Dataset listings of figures
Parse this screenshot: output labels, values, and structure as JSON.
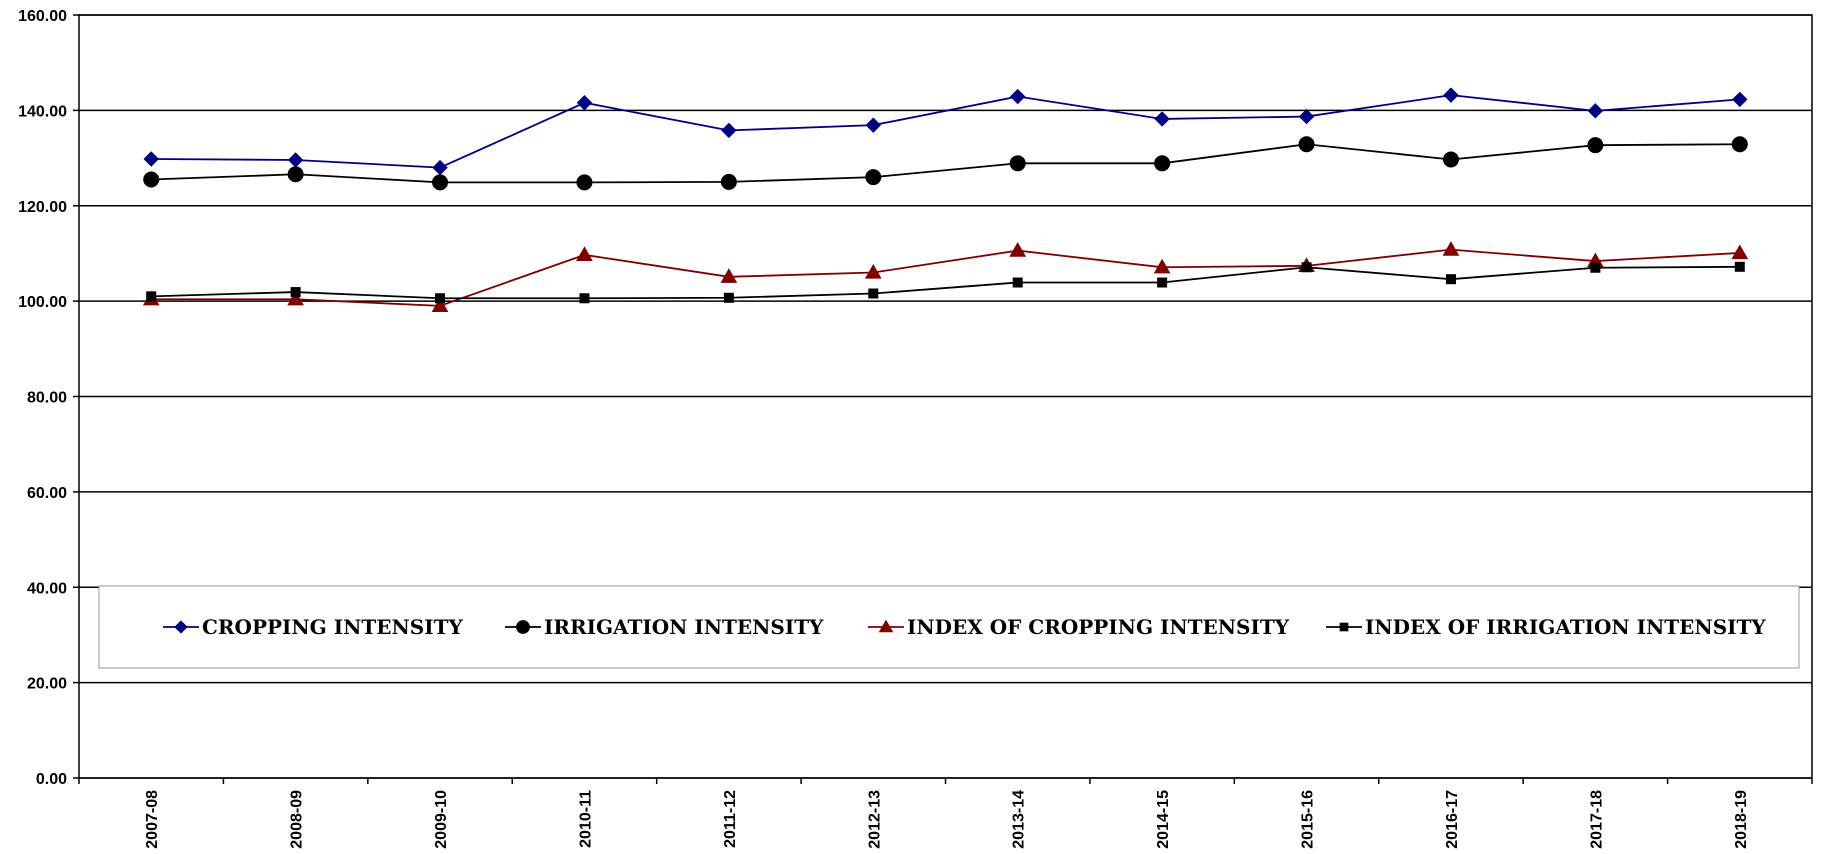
{
  "chart_data": {
    "type": "line",
    "title": "",
    "xlabel": "",
    "ylabel": "",
    "categories": [
      "2007-08",
      "2008-09",
      "2009-10",
      "2010-11",
      "2011-12",
      "2012-13",
      "2013-14",
      "2014-15",
      "2015-16",
      "2016-17",
      "2017-18",
      "2018-19"
    ],
    "ylim": [
      0,
      160
    ],
    "yticks": [
      "0.00",
      "20.00",
      "40.00",
      "60.00",
      "80.00",
      "100.00",
      "120.00",
      "140.00",
      "160.00"
    ],
    "grid": true,
    "legend_position": "lower-center",
    "series": [
      {
        "name": "CROPPING INTENSITY",
        "color": "#000080",
        "marker": "diamond",
        "values": [
          129.8,
          129.6,
          128.0,
          141.6,
          135.8,
          136.9,
          142.9,
          138.2,
          138.7,
          143.2,
          139.9,
          142.3
        ]
      },
      {
        "name": "IRRIGATION INTENSITY",
        "color": "#000000",
        "marker": "circle",
        "values": [
          125.5,
          126.6,
          124.9,
          124.9,
          125.0,
          126.0,
          128.9,
          128.9,
          132.9,
          129.7,
          132.7,
          132.9
        ]
      },
      {
        "name": "INDEX OF CROPPING INTENSITY",
        "color": "#800000",
        "marker": "triangle",
        "values": [
          100.4,
          100.4,
          99.0,
          109.7,
          105.1,
          106.0,
          110.6,
          107.1,
          107.4,
          110.8,
          108.4,
          110.1
        ]
      },
      {
        "name": "INDEX OF IRRIGATION INTENSITY",
        "color": "#000000",
        "marker": "square",
        "values": [
          101.0,
          101.9,
          100.6,
          100.6,
          100.7,
          101.6,
          103.9,
          103.9,
          107.1,
          104.6,
          107.0,
          107.2
        ]
      }
    ]
  }
}
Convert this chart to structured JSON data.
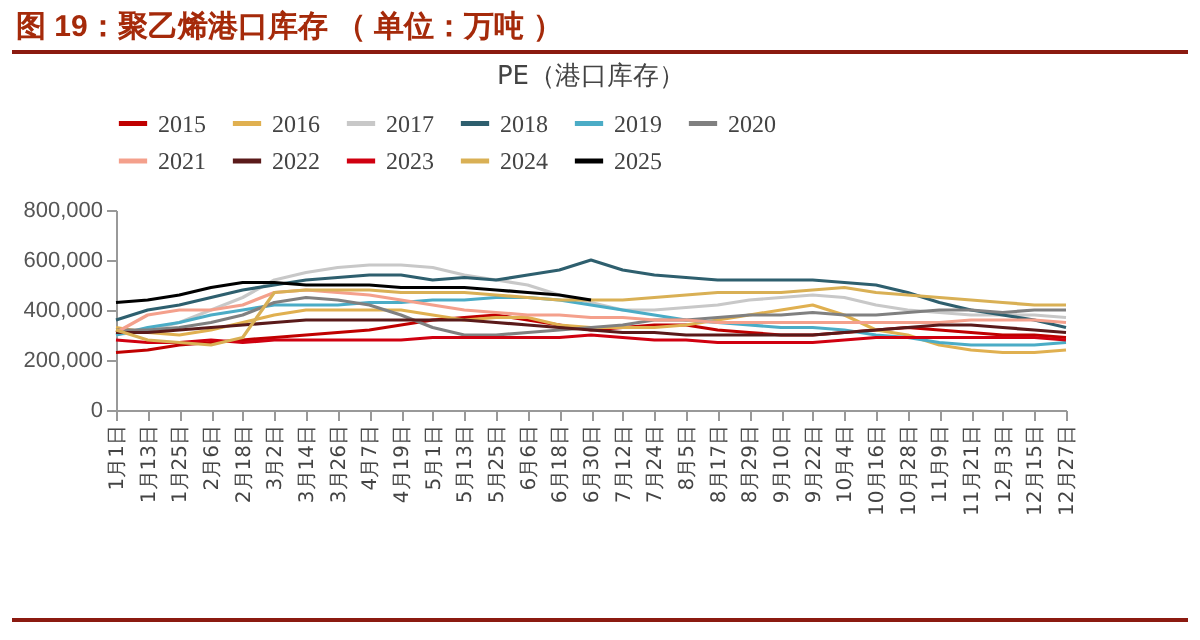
{
  "chart_data": {
    "type": "line",
    "title": "图 19：聚乙烯港口库存 （ 单位：万吨 ）",
    "subtitle": "PE（港口库存）",
    "categories": [
      "1月1日",
      "1月13日",
      "1月25日",
      "2月6日",
      "2月18日",
      "3月2日",
      "3月14日",
      "3月26日",
      "4月7日",
      "4月19日",
      "5月1日",
      "5月13日",
      "5月25日",
      "6月6日",
      "6月18日",
      "6月30日",
      "7月12日",
      "7月24日",
      "8月5日",
      "8月17日",
      "8月29日",
      "9月10日",
      "9月22日",
      "10月4日",
      "10月16日",
      "10月28日",
      "11月9日",
      "11月21日",
      "12月3日",
      "12月15日",
      "12月27日"
    ],
    "series": [
      {
        "name": "2015",
        "color": "#c00000",
        "values": [
          230000,
          240000,
          260000,
          270000,
          280000,
          290000,
          300000,
          310000,
          320000,
          340000,
          360000,
          370000,
          380000,
          360000,
          340000,
          320000,
          330000,
          340000,
          340000,
          320000,
          310000,
          300000,
          300000,
          310000,
          320000,
          330000,
          320000,
          310000,
          300000,
          300000,
          290000
        ]
      },
      {
        "name": "2016",
        "color": "#e0b050",
        "values": [
          330000,
          310000,
          300000,
          320000,
          350000,
          380000,
          400000,
          400000,
          400000,
          400000,
          380000,
          360000,
          370000,
          370000,
          340000,
          330000,
          330000,
          330000,
          340000,
          360000,
          380000,
          400000,
          420000,
          380000,
          320000,
          300000,
          260000,
          240000,
          230000,
          230000,
          240000
        ]
      },
      {
        "name": "2017",
        "color": "#c8c8c8",
        "values": [
          300000,
          320000,
          350000,
          400000,
          450000,
          520000,
          550000,
          570000,
          580000,
          580000,
          570000,
          540000,
          520000,
          500000,
          460000,
          430000,
          400000,
          400000,
          410000,
          420000,
          440000,
          450000,
          460000,
          450000,
          420000,
          400000,
          390000,
          380000,
          380000,
          380000,
          370000
        ]
      },
      {
        "name": "2018",
        "color": "#2e5f6e",
        "values": [
          360000,
          400000,
          420000,
          450000,
          480000,
          500000,
          520000,
          530000,
          540000,
          540000,
          520000,
          530000,
          520000,
          540000,
          560000,
          600000,
          560000,
          540000,
          530000,
          520000,
          520000,
          520000,
          520000,
          510000,
          500000,
          470000,
          430000,
          400000,
          380000,
          360000,
          330000
        ]
      },
      {
        "name": "2019",
        "color": "#4bacc6",
        "values": [
          300000,
          330000,
          350000,
          380000,
          400000,
          420000,
          420000,
          420000,
          430000,
          430000,
          440000,
          440000,
          450000,
          450000,
          440000,
          420000,
          400000,
          380000,
          360000,
          350000,
          340000,
          330000,
          330000,
          320000,
          300000,
          290000,
          270000,
          260000,
          260000,
          260000,
          270000
        ]
      },
      {
        "name": "2020",
        "color": "#808080",
        "values": [
          320000,
          320000,
          330000,
          350000,
          380000,
          430000,
          450000,
          440000,
          420000,
          380000,
          330000,
          300000,
          300000,
          310000,
          320000,
          330000,
          340000,
          360000,
          360000,
          370000,
          380000,
          380000,
          390000,
          380000,
          380000,
          390000,
          400000,
          400000,
          390000,
          400000,
          400000
        ]
      },
      {
        "name": "2021",
        "color": "#f4a08c",
        "values": [
          310000,
          380000,
          400000,
          400000,
          420000,
          470000,
          480000,
          470000,
          460000,
          440000,
          420000,
          400000,
          390000,
          380000,
          380000,
          370000,
          370000,
          360000,
          360000,
          350000,
          350000,
          350000,
          350000,
          350000,
          350000,
          350000,
          350000,
          360000,
          360000,
          360000,
          350000
        ]
      },
      {
        "name": "2022",
        "color": "#5a1a1a",
        "values": [
          310000,
          310000,
          320000,
          330000,
          340000,
          350000,
          360000,
          360000,
          360000,
          360000,
          360000,
          360000,
          350000,
          340000,
          330000,
          320000,
          310000,
          310000,
          300000,
          300000,
          300000,
          300000,
          300000,
          310000,
          320000,
          330000,
          340000,
          340000,
          330000,
          320000,
          310000
        ]
      },
      {
        "name": "2023",
        "color": "#d00010",
        "values": [
          280000,
          270000,
          270000,
          280000,
          270000,
          280000,
          280000,
          280000,
          280000,
          280000,
          290000,
          290000,
          290000,
          290000,
          290000,
          300000,
          290000,
          280000,
          280000,
          270000,
          270000,
          270000,
          270000,
          280000,
          290000,
          290000,
          290000,
          290000,
          290000,
          290000,
          280000
        ]
      },
      {
        "name": "2024",
        "color": "#d9b055",
        "values": [
          320000,
          280000,
          270000,
          260000,
          290000,
          470000,
          480000,
          480000,
          480000,
          470000,
          470000,
          470000,
          460000,
          450000,
          440000,
          440000,
          440000,
          450000,
          460000,
          470000,
          470000,
          470000,
          480000,
          490000,
          470000,
          460000,
          450000,
          440000,
          430000,
          420000,
          420000
        ]
      },
      {
        "name": "2025",
        "color": "#000000",
        "values": [
          430000,
          440000,
          460000,
          490000,
          510000,
          510000,
          500000,
          500000,
          500000,
          490000,
          490000,
          490000,
          480000,
          470000,
          460000,
          440000,
          null,
          null,
          null,
          null,
          null,
          null,
          null,
          null,
          null,
          null,
          null,
          null,
          null,
          null,
          null
        ]
      }
    ],
    "ylim": [
      0,
      800000
    ],
    "yticks": [
      0,
      {
        "value": 200000,
        "label": "200,000"
      },
      {
        "value": 400000,
        "label": "400,000"
      },
      {
        "value": 600000,
        "label": "600,000"
      },
      {
        "value": 800000,
        "label": "800,000"
      }
    ],
    "grid": false,
    "legend": "top",
    "marker": "none",
    "line_style": "solid"
  }
}
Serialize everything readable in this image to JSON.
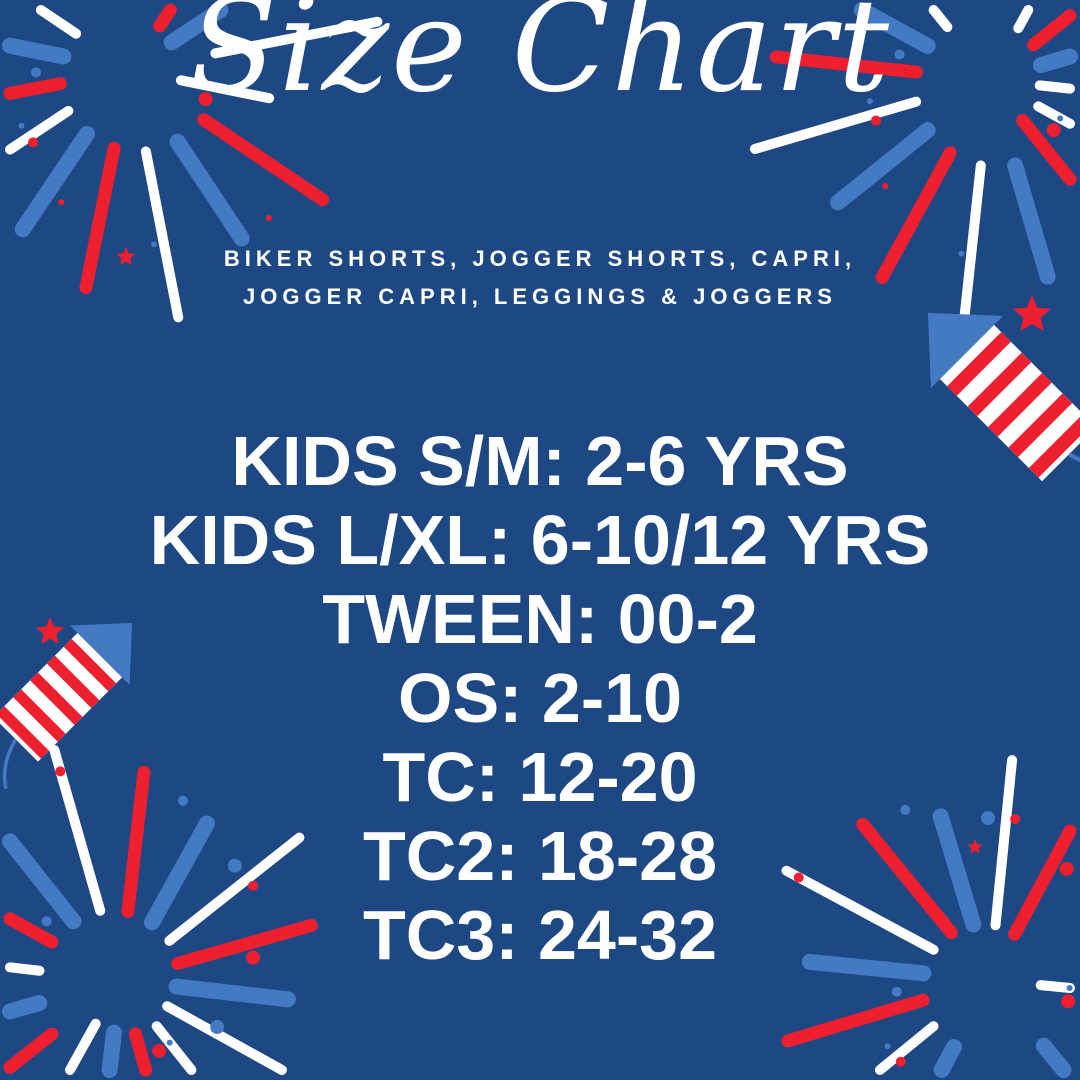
{
  "title": "Size Chart",
  "subtitle": [
    "BIKER SHORTS, JOGGER SHORTS, CAPRI,",
    "JOGGER CAPRI, LEGGINGS & JOGGERS"
  ],
  "sizes": [
    "KIDS S/M: 2-6 YRS",
    "KIDS L/XL: 6-10/12 YRS",
    "TWEEN: 00-2",
    "OS: 2-10",
    "TC: 12-20",
    "TC2: 18-28",
    "TC3: 24-32"
  ],
  "colors": {
    "background": "#1d4883",
    "red": "#ee1f2f",
    "light_blue": "#4479c4",
    "white": "#ffffff"
  },
  "decorations": [
    "firework-icon",
    "rocket-icon",
    "star-icon"
  ]
}
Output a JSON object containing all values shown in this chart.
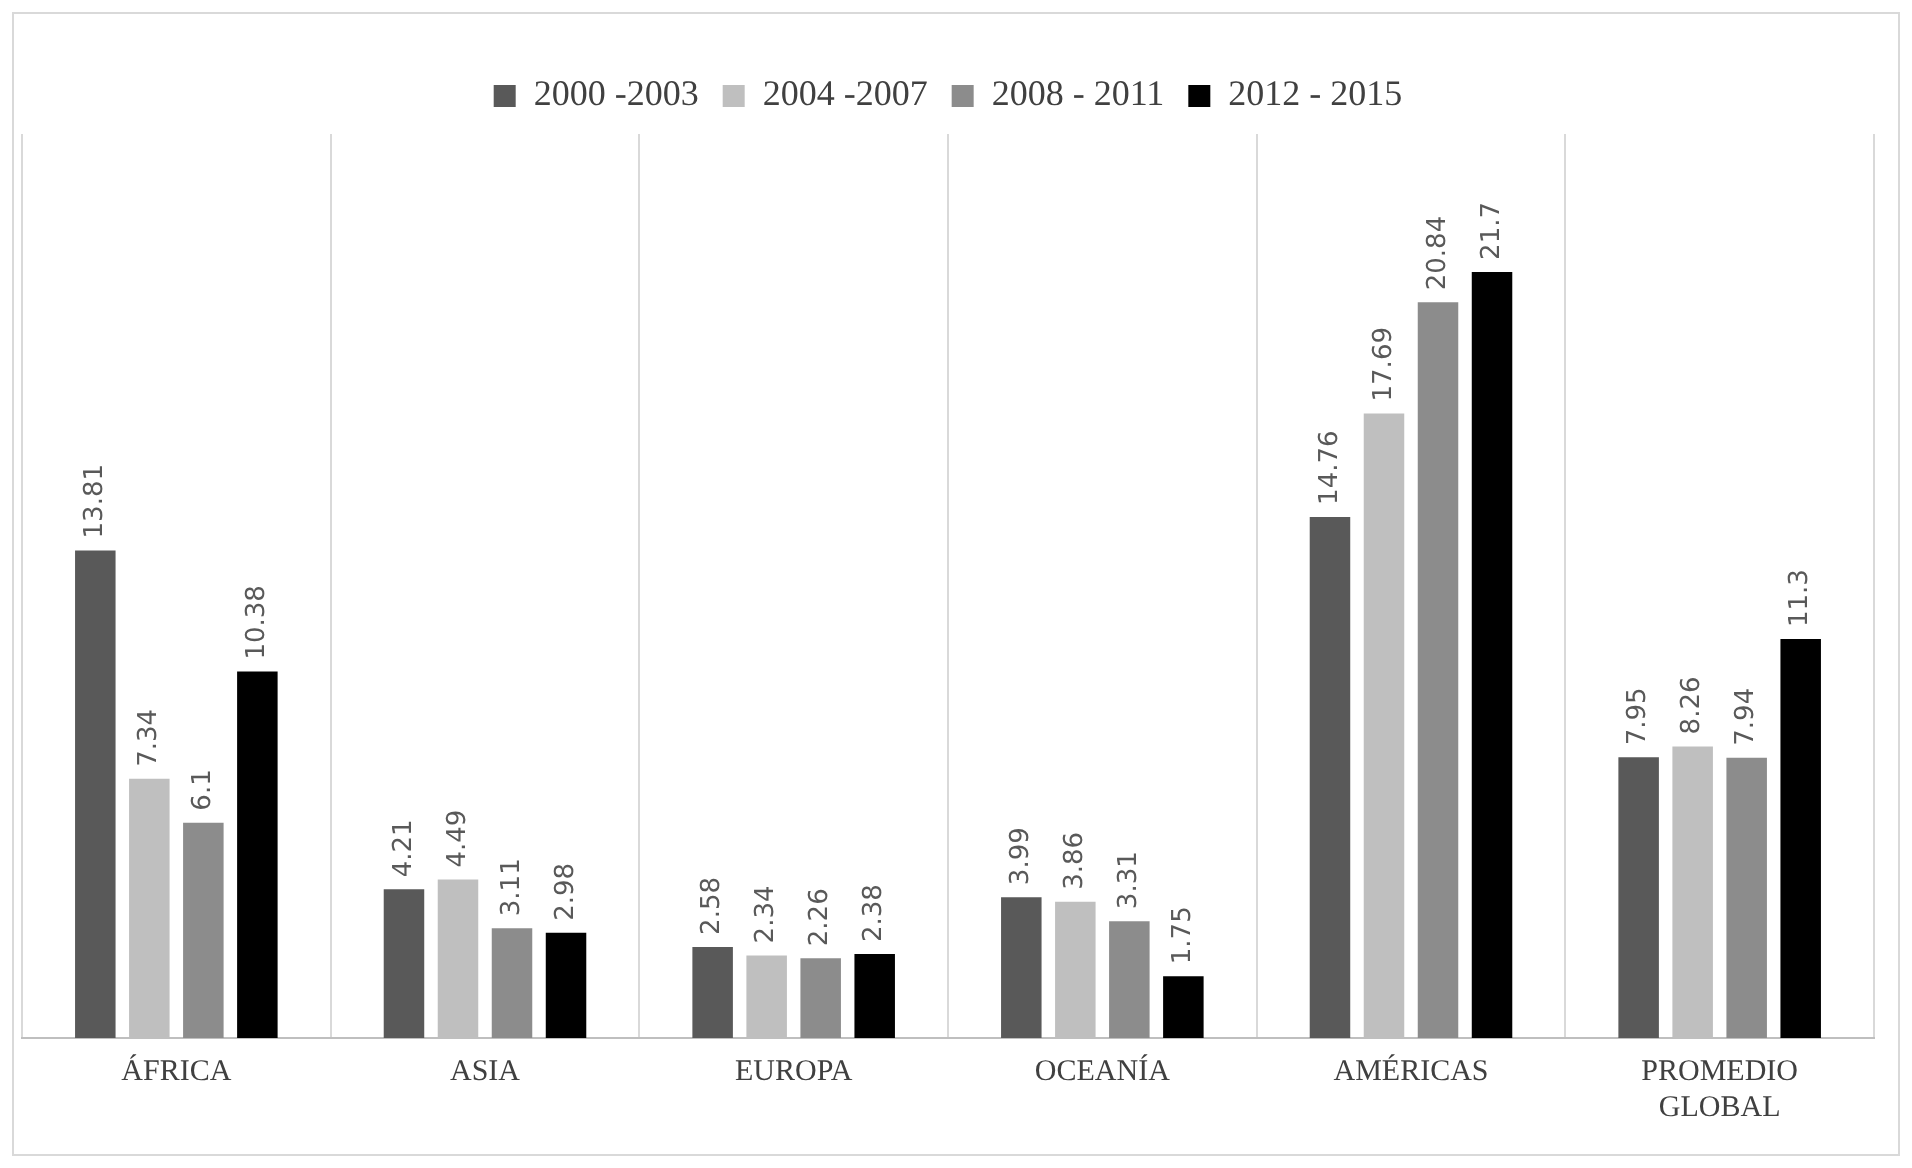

Task brief:
Find how many lines in the material hold the word "IRRIGATION" and state that number alone.

Output of the exercise:
2